* BEGIN DATASET ENTRIES *

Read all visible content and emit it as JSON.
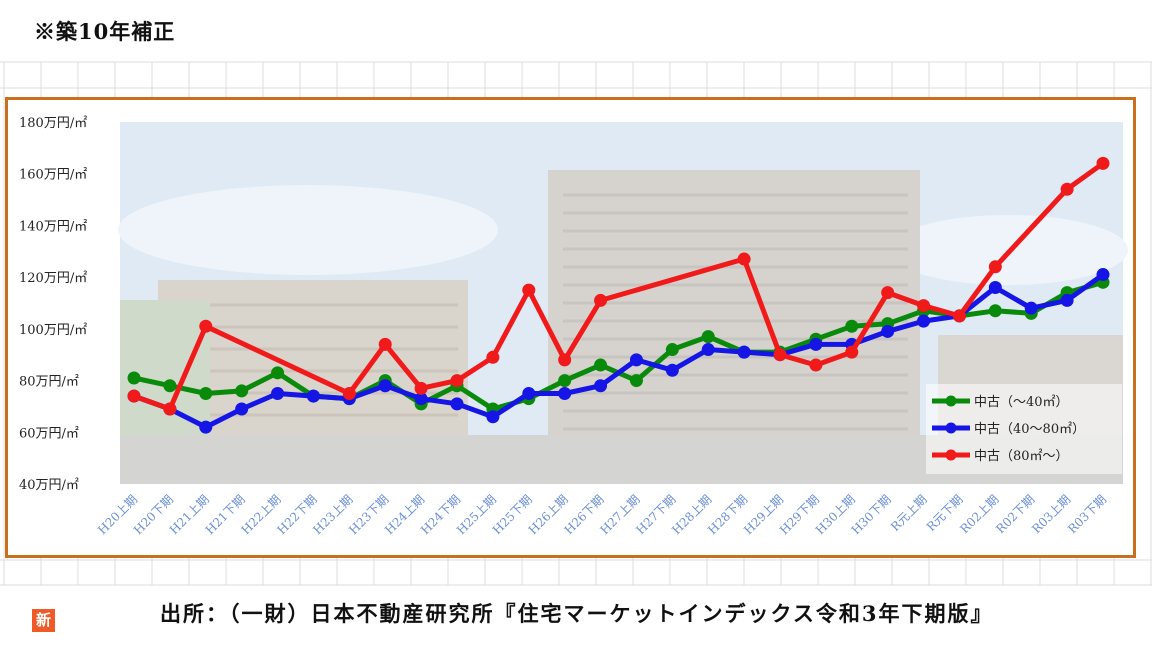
{
  "note": "※築10年補正",
  "source": "出所：（一財）日本不動産研究所『住宅マーケットインデックス令和3年下期版』",
  "logo_text": "新",
  "chart_data": {
    "type": "line",
    "title": "",
    "xlabel": "",
    "ylabel": "",
    "ylim": [
      40,
      180
    ],
    "ytick_values": [
      40,
      60,
      80,
      100,
      120,
      140,
      160,
      180
    ],
    "ytick_labels": [
      "40万円/㎡",
      "60万円/㎡",
      "80万円/㎡",
      "100万円/㎡",
      "120万円/㎡",
      "140万円/㎡",
      "160万円/㎡",
      "180万円/㎡"
    ],
    "categories": [
      "H20上期",
      "H20下期",
      "H21上期",
      "H21下期",
      "H22上期",
      "H22下期",
      "H23上期",
      "H23下期",
      "H24上期",
      "H24下期",
      "H25上期",
      "H25下期",
      "H26上期",
      "H26下期",
      "H27上期",
      "H27下期",
      "H28上期",
      "H28下期",
      "H29上期",
      "H29下期",
      "H30上期",
      "H30下期",
      "R元上期",
      "R元下期",
      "R02上期",
      "R02下期",
      "R03上期",
      "R03下期"
    ],
    "legend_position": "bottom-right",
    "grid": false,
    "series": [
      {
        "name": "中古（～40㎡）",
        "color": "#0a8a0a",
        "values": [
          81,
          78,
          75,
          76,
          83,
          74,
          73,
          80,
          71,
          78,
          69,
          73,
          80,
          86,
          80,
          92,
          97,
          91,
          91,
          96,
          101,
          102,
          107,
          105,
          107,
          106,
          114,
          118
        ]
      },
      {
        "name": "中古（40～80㎡）",
        "color": "#1515e6",
        "values": [
          74,
          69,
          62,
          69,
          75,
          74,
          73,
          78,
          73,
          71,
          66,
          75,
          75,
          78,
          88,
          84,
          92,
          91,
          90,
          94,
          94,
          99,
          103,
          105,
          116,
          108,
          111,
          121
        ]
      },
      {
        "name": "中古（80㎡～）",
        "color": "#f01a1a",
        "values": [
          74,
          69,
          101,
          null,
          null,
          null,
          75,
          94,
          77,
          80,
          89,
          115,
          88,
          111,
          null,
          null,
          null,
          127,
          90,
          86,
          91,
          114,
          109,
          105,
          124,
          null,
          154,
          164
        ]
      }
    ]
  }
}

* END DATASET ENTRIES *

Find the lines above that contain the word "color" and collect them.

SOLUTION FOR THIS PROBLEM
        "color": "#0a8a0a",
        "color": "#1515e6",
        "color": "#f01a1a",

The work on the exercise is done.